>> BEGIN Records provided

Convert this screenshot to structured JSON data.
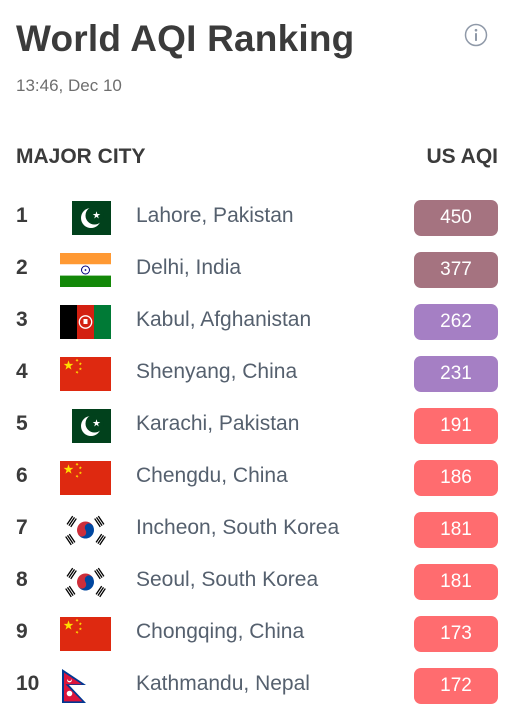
{
  "header": {
    "title": "World AQI Ranking",
    "timestamp": "13:46, Dec 10"
  },
  "columns": {
    "city": "MAJOR CITY",
    "aqi": "US AQI"
  },
  "colors": {
    "hazardous": "#a57380",
    "very_unhealthy": "#a57fc4",
    "unhealthy": "#ff6c6f"
  },
  "rows": [
    {
      "rank": "1",
      "flag": "pakistan-flag-icon",
      "city": "Lahore, Pakistan",
      "aqi": "450",
      "level": "hazardous"
    },
    {
      "rank": "2",
      "flag": "india-flag-icon",
      "city": "Delhi, India",
      "aqi": "377",
      "level": "hazardous"
    },
    {
      "rank": "3",
      "flag": "afghanistan-flag-icon",
      "city": "Kabul, Afghanistan",
      "aqi": "262",
      "level": "very_unhealthy"
    },
    {
      "rank": "4",
      "flag": "china-flag-icon",
      "city": "Shenyang, China",
      "aqi": "231",
      "level": "very_unhealthy"
    },
    {
      "rank": "5",
      "flag": "pakistan-flag-icon",
      "city": "Karachi, Pakistan",
      "aqi": "191",
      "level": "unhealthy"
    },
    {
      "rank": "6",
      "flag": "china-flag-icon",
      "city": "Chengdu, China",
      "aqi": "186",
      "level": "unhealthy"
    },
    {
      "rank": "7",
      "flag": "south-korea-flag-icon",
      "city": "Incheon, South Korea",
      "aqi": "181",
      "level": "unhealthy"
    },
    {
      "rank": "8",
      "flag": "south-korea-flag-icon",
      "city": "Seoul, South Korea",
      "aqi": "181",
      "level": "unhealthy"
    },
    {
      "rank": "9",
      "flag": "china-flag-icon",
      "city": "Chongqing, China",
      "aqi": "173",
      "level": "unhealthy"
    },
    {
      "rank": "10",
      "flag": "nepal-flag-icon",
      "city": "Kathmandu, Nepal",
      "aqi": "172",
      "level": "unhealthy"
    }
  ]
}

>> END Records provided

§ **Task goal**:
Each record above should come back exactly the same, only without its pictures.

§ **Written reply**:
Convert this screenshot to structured JSON data.
{
  "header": {
    "title": "World AQI Ranking",
    "timestamp": "13:46, Dec 10"
  },
  "columns": {
    "city": "MAJOR CITY",
    "aqi": "US AQI"
  },
  "colors": {
    "hazardous": "#a57380",
    "very_unhealthy": "#a57fc4",
    "unhealthy": "#ff6c6f"
  },
  "rows": [
    {
      "rank": "1",
      "flag": "pakistan-flag-icon",
      "city": "Lahore, Pakistan",
      "aqi": "450",
      "level": "hazardous"
    },
    {
      "rank": "2",
      "flag": "india-flag-icon",
      "city": "Delhi, India",
      "aqi": "377",
      "level": "hazardous"
    },
    {
      "rank": "3",
      "flag": "afghanistan-flag-icon",
      "city": "Kabul, Afghanistan",
      "aqi": "262",
      "level": "very_unhealthy"
    },
    {
      "rank": "4",
      "flag": "china-flag-icon",
      "city": "Shenyang, China",
      "aqi": "231",
      "level": "very_unhealthy"
    },
    {
      "rank": "5",
      "flag": "pakistan-flag-icon",
      "city": "Karachi, Pakistan",
      "aqi": "191",
      "level": "unhealthy"
    },
    {
      "rank": "6",
      "flag": "china-flag-icon",
      "city": "Chengdu, China",
      "aqi": "186",
      "level": "unhealthy"
    },
    {
      "rank": "7",
      "flag": "south-korea-flag-icon",
      "city": "Incheon, South Korea",
      "aqi": "181",
      "level": "unhealthy"
    },
    {
      "rank": "8",
      "flag": "south-korea-flag-icon",
      "city": "Seoul, South Korea",
      "aqi": "181",
      "level": "unhealthy"
    },
    {
      "rank": "9",
      "flag": "china-flag-icon",
      "city": "Chongqing, China",
      "aqi": "173",
      "level": "unhealthy"
    },
    {
      "rank": "10",
      "flag": "nepal-flag-icon",
      "city": "Kathmandu, Nepal",
      "aqi": "172",
      "level": "unhealthy"
    }
  ]
}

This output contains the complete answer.